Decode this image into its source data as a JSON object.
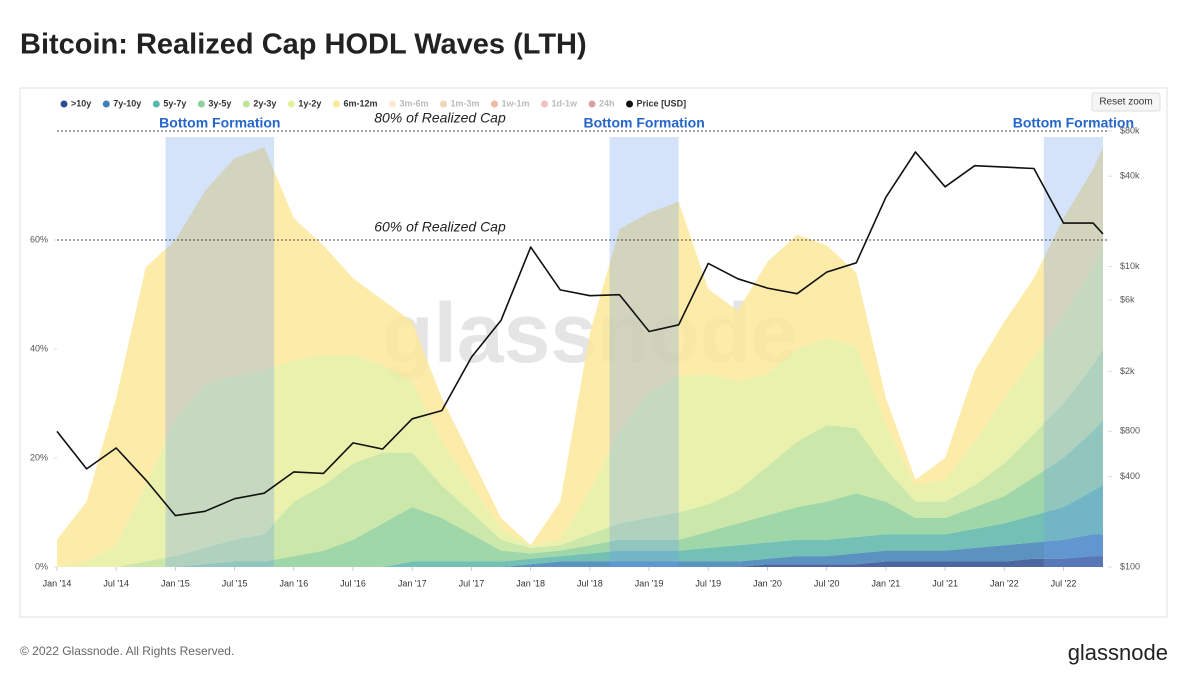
{
  "chart_data": {
    "type": "area",
    "title": "Bitcoin: Realized Cap HODL Waves (LTH)",
    "x": [
      "2014-01",
      "2014-04",
      "2014-07",
      "2014-10",
      "2015-01",
      "2015-04",
      "2015-07",
      "2015-10",
      "2016-01",
      "2016-04",
      "2016-07",
      "2016-10",
      "2017-01",
      "2017-04",
      "2017-07",
      "2017-10",
      "2018-01",
      "2018-04",
      "2018-07",
      "2018-10",
      "2019-01",
      "2019-04",
      "2019-07",
      "2019-10",
      "2020-01",
      "2020-04",
      "2020-07",
      "2020-10",
      "2021-01",
      "2021-04",
      "2021-07",
      "2021-10",
      "2022-01",
      "2022-04",
      "2022-07",
      "2022-10",
      "2022-11"
    ],
    "xlim": [
      "2014-01",
      "2022-11"
    ],
    "xticks": [
      {
        "value": "2014-01",
        "label": "Jan '14"
      },
      {
        "value": "2014-07",
        "label": "Jul '14"
      },
      {
        "value": "2015-01",
        "label": "Jan '15"
      },
      {
        "value": "2015-07",
        "label": "Jul '15"
      },
      {
        "value": "2016-01",
        "label": "Jan '16"
      },
      {
        "value": "2016-07",
        "label": "Jul '16"
      },
      {
        "value": "2017-01",
        "label": "Jan '17"
      },
      {
        "value": "2017-07",
        "label": "Jul '17"
      },
      {
        "value": "2018-01",
        "label": "Jan '18"
      },
      {
        "value": "2018-07",
        "label": "Jul '18"
      },
      {
        "value": "2019-01",
        "label": "Jan '19"
      },
      {
        "value": "2019-07",
        "label": "Jul '19"
      },
      {
        "value": "2020-01",
        "label": "Jan '20"
      },
      {
        "value": "2020-07",
        "label": "Jul '20"
      },
      {
        "value": "2021-01",
        "label": "Jan '21"
      },
      {
        "value": "2021-07",
        "label": "Jul '21"
      },
      {
        "value": "2022-01",
        "label": "Jan '22"
      },
      {
        "value": "2022-07",
        "label": "Jul '22"
      }
    ],
    "series": [
      {
        "name": ">10y",
        "color": "#2f4b8f",
        "values": [
          0,
          0,
          0,
          0,
          0,
          0,
          0,
          0,
          0,
          0,
          0,
          0,
          0,
          0,
          0,
          0,
          0,
          0,
          0,
          0,
          0,
          0,
          0,
          0,
          0.5,
          0.5,
          0.5,
          0.5,
          1,
          1,
          1,
          1,
          1,
          1.5,
          1.5,
          2,
          2
        ]
      },
      {
        "name": "7y-10y",
        "color": "#3f7fb5",
        "values": [
          0,
          0,
          0,
          0,
          0,
          0,
          0,
          0,
          0,
          0,
          0,
          0,
          0,
          0,
          0,
          0,
          0.5,
          1,
          1,
          1,
          1,
          1,
          1,
          1,
          1,
          1.5,
          1.5,
          2,
          2,
          2,
          2,
          2.5,
          3,
          3,
          3.5,
          4,
          4
        ]
      },
      {
        "name": "5y-7y",
        "color": "#5bb5a8",
        "values": [
          0,
          0,
          0,
          0,
          0,
          0,
          0,
          0,
          0,
          0,
          0,
          0,
          1,
          1,
          1,
          1,
          1,
          1,
          1.5,
          2,
          2,
          2,
          2.5,
          3,
          3,
          3,
          3,
          3,
          3,
          3,
          3,
          3.5,
          4,
          5,
          6,
          8,
          9
        ]
      },
      {
        "name": "3y-5y",
        "color": "#8fd09a",
        "values": [
          0,
          0,
          0,
          0,
          0,
          0.5,
          1,
          1,
          2,
          3,
          5,
          8,
          10,
          8,
          5,
          2,
          1,
          1,
          1.5,
          2,
          2,
          2,
          3,
          4,
          5,
          6,
          7,
          8,
          6,
          3,
          3,
          4,
          5,
          7,
          9,
          11,
          12
        ]
      },
      {
        "name": "2y-3y",
        "color": "#c2e39b",
        "values": [
          0,
          0,
          0,
          1,
          2,
          3,
          4,
          5,
          10,
          12,
          14,
          13,
          10,
          6,
          4,
          2,
          1,
          1,
          2,
          3,
          4,
          5,
          5,
          6,
          9,
          12,
          14,
          12,
          6,
          3,
          3,
          4,
          6,
          8,
          10,
          12,
          13
        ]
      },
      {
        "name": "1y-2y",
        "color": "#e6ef9e",
        "values": [
          0,
          1,
          4,
          14,
          25,
          30,
          30,
          30,
          26,
          24,
          20,
          16,
          13,
          8,
          5,
          2,
          0.5,
          1,
          8,
          17,
          23,
          25,
          24,
          20,
          17,
          17,
          16,
          15,
          8,
          3,
          4,
          8,
          12,
          14,
          16,
          18,
          19
        ]
      },
      {
        "name": "6m-12m",
        "color": "#fbe89a",
        "values": [
          5,
          11,
          27,
          40,
          33,
          35.5,
          40,
          41,
          26,
          20,
          14,
          12,
          11,
          8,
          5,
          2,
          0,
          7,
          29,
          37,
          33,
          32,
          15.5,
          13,
          20.5,
          21,
          17,
          13.5,
          5,
          1,
          4,
          13,
          14,
          14.5,
          18,
          18,
          18
        ]
      },
      {
        "name": "Price [USD]",
        "color": "#111111",
        "axis": "y2",
        "type": "line",
        "values": [
          800,
          450,
          620,
          380,
          220,
          235,
          285,
          310,
          430,
          420,
          670,
          610,
          970,
          1100,
          2500,
          4400,
          13500,
          7000,
          6400,
          6500,
          3700,
          4100,
          10500,
          8300,
          7200,
          6600,
          9200,
          10600,
          29000,
          58000,
          34000,
          47000,
          46000,
          45000,
          19500,
          19500,
          16500
        ]
      }
    ],
    "hidden_series": [
      {
        "name": "3m-6m",
        "color": "#f0dca0"
      },
      {
        "name": "1m-3m",
        "color": "#e0b070"
      },
      {
        "name": "1w-1m",
        "color": "#e07050"
      },
      {
        "name": "1d-1w",
        "color": "#e08080"
      },
      {
        "name": "24h",
        "color": "#c04040"
      }
    ],
    "ylim": [
      0,
      80
    ],
    "yticks": [
      {
        "value": 0,
        "label": "0%"
      },
      {
        "value": 20,
        "label": "20%"
      },
      {
        "value": 40,
        "label": "40%"
      },
      {
        "value": 60,
        "label": "60%"
      }
    ],
    "y2lim": [
      100,
      80000
    ],
    "y2_log": true,
    "y2ticks": [
      {
        "value": 100,
        "label": "$100"
      },
      {
        "value": 400,
        "label": "$400"
      },
      {
        "value": 800,
        "label": "$800"
      },
      {
        "value": 2000,
        "label": "$2k"
      },
      {
        "value": 6000,
        "label": "$6k"
      },
      {
        "value": 10000,
        "label": "$10k"
      },
      {
        "value": 40000,
        "label": "$40k"
      },
      {
        "value": 80000,
        "label": "$80k"
      }
    ],
    "reference_lines": [
      {
        "label": "80% of Realized Cap",
        "value": 80
      },
      {
        "label": "60% of Realized Cap",
        "value": 60
      }
    ],
    "highlight_bands": [
      {
        "label": "Bottom Formation",
        "start": "2014-12",
        "end": "2015-11"
      },
      {
        "label": "Bottom Formation",
        "start": "2018-09",
        "end": "2019-04"
      },
      {
        "label": "Bottom Formation",
        "start": "2022-05",
        "end": "2022-11"
      }
    ],
    "band_color": "#6f9ff0",
    "watermark": "glassnode"
  },
  "ui": {
    "reset_button": "Reset zoom",
    "copyright": "© 2022 Glassnode. All Rights Reserved.",
    "logo": "glassnode"
  }
}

..............................

Instruction: Please repeat the entries exactly. Do not include the pictures.

The reply:
Decode this image into its source data as a JSON object.
{
  "chart_data": {
    "type": "area",
    "title": "Bitcoin: Realized Cap HODL Waves (LTH)",
    "x": [
      "2014-01",
      "2014-04",
      "2014-07",
      "2014-10",
      "2015-01",
      "2015-04",
      "2015-07",
      "2015-10",
      "2016-01",
      "2016-04",
      "2016-07",
      "2016-10",
      "2017-01",
      "2017-04",
      "2017-07",
      "2017-10",
      "2018-01",
      "2018-04",
      "2018-07",
      "2018-10",
      "2019-01",
      "2019-04",
      "2019-07",
      "2019-10",
      "2020-01",
      "2020-04",
      "2020-07",
      "2020-10",
      "2021-01",
      "2021-04",
      "2021-07",
      "2021-10",
      "2022-01",
      "2022-04",
      "2022-07",
      "2022-10",
      "2022-11"
    ],
    "xlim": [
      "2014-01",
      "2022-11"
    ],
    "xticks": [
      {
        "value": "2014-01",
        "label": "Jan '14"
      },
      {
        "value": "2014-07",
        "label": "Jul '14"
      },
      {
        "value": "2015-01",
        "label": "Jan '15"
      },
      {
        "value": "2015-07",
        "label": "Jul '15"
      },
      {
        "value": "2016-01",
        "label": "Jan '16"
      },
      {
        "value": "2016-07",
        "label": "Jul '16"
      },
      {
        "value": "2017-01",
        "label": "Jan '17"
      },
      {
        "value": "2017-07",
        "label": "Jul '17"
      },
      {
        "value": "2018-01",
        "label": "Jan '18"
      },
      {
        "value": "2018-07",
        "label": "Jul '18"
      },
      {
        "value": "2019-01",
        "label": "Jan '19"
      },
      {
        "value": "2019-07",
        "label": "Jul '19"
      },
      {
        "value": "2020-01",
        "label": "Jan '20"
      },
      {
        "value": "2020-07",
        "label": "Jul '20"
      },
      {
        "value": "2021-01",
        "label": "Jan '21"
      },
      {
        "value": "2021-07",
        "label": "Jul '21"
      },
      {
        "value": "2022-01",
        "label": "Jan '22"
      },
      {
        "value": "2022-07",
        "label": "Jul '22"
      }
    ],
    "series": [
      {
        "name": ">10y",
        "color": "#2f4b8f",
        "values": [
          0,
          0,
          0,
          0,
          0,
          0,
          0,
          0,
          0,
          0,
          0,
          0,
          0,
          0,
          0,
          0,
          0,
          0,
          0,
          0,
          0,
          0,
          0,
          0,
          0.5,
          0.5,
          0.5,
          0.5,
          1,
          1,
          1,
          1,
          1,
          1.5,
          1.5,
          2,
          2
        ]
      },
      {
        "name": "7y-10y",
        "color": "#3f7fb5",
        "values": [
          0,
          0,
          0,
          0,
          0,
          0,
          0,
          0,
          0,
          0,
          0,
          0,
          0,
          0,
          0,
          0,
          0.5,
          1,
          1,
          1,
          1,
          1,
          1,
          1,
          1,
          1.5,
          1.5,
          2,
          2,
          2,
          2,
          2.5,
          3,
          3,
          3.5,
          4,
          4
        ]
      },
      {
        "name": "5y-7y",
        "color": "#5bb5a8",
        "values": [
          0,
          0,
          0,
          0,
          0,
          0,
          0,
          0,
          0,
          0,
          0,
          0,
          1,
          1,
          1,
          1,
          1,
          1,
          1.5,
          2,
          2,
          2,
          2.5,
          3,
          3,
          3,
          3,
          3,
          3,
          3,
          3,
          3.5,
          4,
          5,
          6,
          8,
          9
        ]
      },
      {
        "name": "3y-5y",
        "color": "#8fd09a",
        "values": [
          0,
          0,
          0,
          0,
          0,
          0.5,
          1,
          1,
          2,
          3,
          5,
          8,
          10,
          8,
          5,
          2,
          1,
          1,
          1.5,
          2,
          2,
          2,
          3,
          4,
          5,
          6,
          7,
          8,
          6,
          3,
          3,
          4,
          5,
          7,
          9,
          11,
          12
        ]
      },
      {
        "name": "2y-3y",
        "color": "#c2e39b",
        "values": [
          0,
          0,
          0,
          1,
          2,
          3,
          4,
          5,
          10,
          12,
          14,
          13,
          10,
          6,
          4,
          2,
          1,
          1,
          2,
          3,
          4,
          5,
          5,
          6,
          9,
          12,
          14,
          12,
          6,
          3,
          3,
          4,
          6,
          8,
          10,
          12,
          13
        ]
      },
      {
        "name": "1y-2y",
        "color": "#e6ef9e",
        "values": [
          0,
          1,
          4,
          14,
          25,
          30,
          30,
          30,
          26,
          24,
          20,
          16,
          13,
          8,
          5,
          2,
          0.5,
          1,
          8,
          17,
          23,
          25,
          24,
          20,
          17,
          17,
          16,
          15,
          8,
          3,
          4,
          8,
          12,
          14,
          16,
          18,
          19
        ]
      },
      {
        "name": "6m-12m",
        "color": "#fbe89a",
        "values": [
          5,
          11,
          27,
          40,
          33,
          35.5,
          40,
          41,
          26,
          20,
          14,
          12,
          11,
          8,
          5,
          2,
          0,
          7,
          29,
          37,
          33,
          32,
          15.5,
          13,
          20.5,
          21,
          17,
          13.5,
          5,
          1,
          4,
          13,
          14,
          14.5,
          18,
          18,
          18
        ]
      },
      {
        "name": "Price [USD]",
        "color": "#111111",
        "axis": "y2",
        "type": "line",
        "values": [
          800,
          450,
          620,
          380,
          220,
          235,
          285,
          310,
          430,
          420,
          670,
          610,
          970,
          1100,
          2500,
          4400,
          13500,
          7000,
          6400,
          6500,
          3700,
          4100,
          10500,
          8300,
          7200,
          6600,
          9200,
          10600,
          29000,
          58000,
          34000,
          47000,
          46000,
          45000,
          19500,
          19500,
          16500
        ]
      }
    ],
    "hidden_series": [
      {
        "name": "3m-6m",
        "color": "#f0dca0"
      },
      {
        "name": "1m-3m",
        "color": "#e0b070"
      },
      {
        "name": "1w-1m",
        "color": "#e07050"
      },
      {
        "name": "1d-1w",
        "color": "#e08080"
      },
      {
        "name": "24h",
        "color": "#c04040"
      }
    ],
    "ylim": [
      0,
      80
    ],
    "yticks": [
      {
        "value": 0,
        "label": "0%"
      },
      {
        "value": 20,
        "label": "20%"
      },
      {
        "value": 40,
        "label": "40%"
      },
      {
        "value": 60,
        "label": "60%"
      }
    ],
    "y2lim": [
      100,
      80000
    ],
    "y2_log": true,
    "y2ticks": [
      {
        "value": 100,
        "label": "$100"
      },
      {
        "value": 400,
        "label": "$400"
      },
      {
        "value": 800,
        "label": "$800"
      },
      {
        "value": 2000,
        "label": "$2k"
      },
      {
        "value": 6000,
        "label": "$6k"
      },
      {
        "value": 10000,
        "label": "$10k"
      },
      {
        "value": 40000,
        "label": "$40k"
      },
      {
        "value": 80000,
        "label": "$80k"
      }
    ],
    "reference_lines": [
      {
        "label": "80% of Realized Cap",
        "value": 80
      },
      {
        "label": "60% of Realized Cap",
        "value": 60
      }
    ],
    "highlight_bands": [
      {
        "label": "Bottom Formation",
        "start": "2014-12",
        "end": "2015-11"
      },
      {
        "label": "Bottom Formation",
        "start": "2018-09",
        "end": "2019-04"
      },
      {
        "label": "Bottom Formation",
        "start": "2022-05",
        "end": "2022-11"
      }
    ],
    "band_color": "#6f9ff0",
    "watermark": "glassnode"
  },
  "ui": {
    "reset_button": "Reset zoom",
    "copyright": "© 2022 Glassnode. All Rights Reserved.",
    "logo": "glassnode"
  }
}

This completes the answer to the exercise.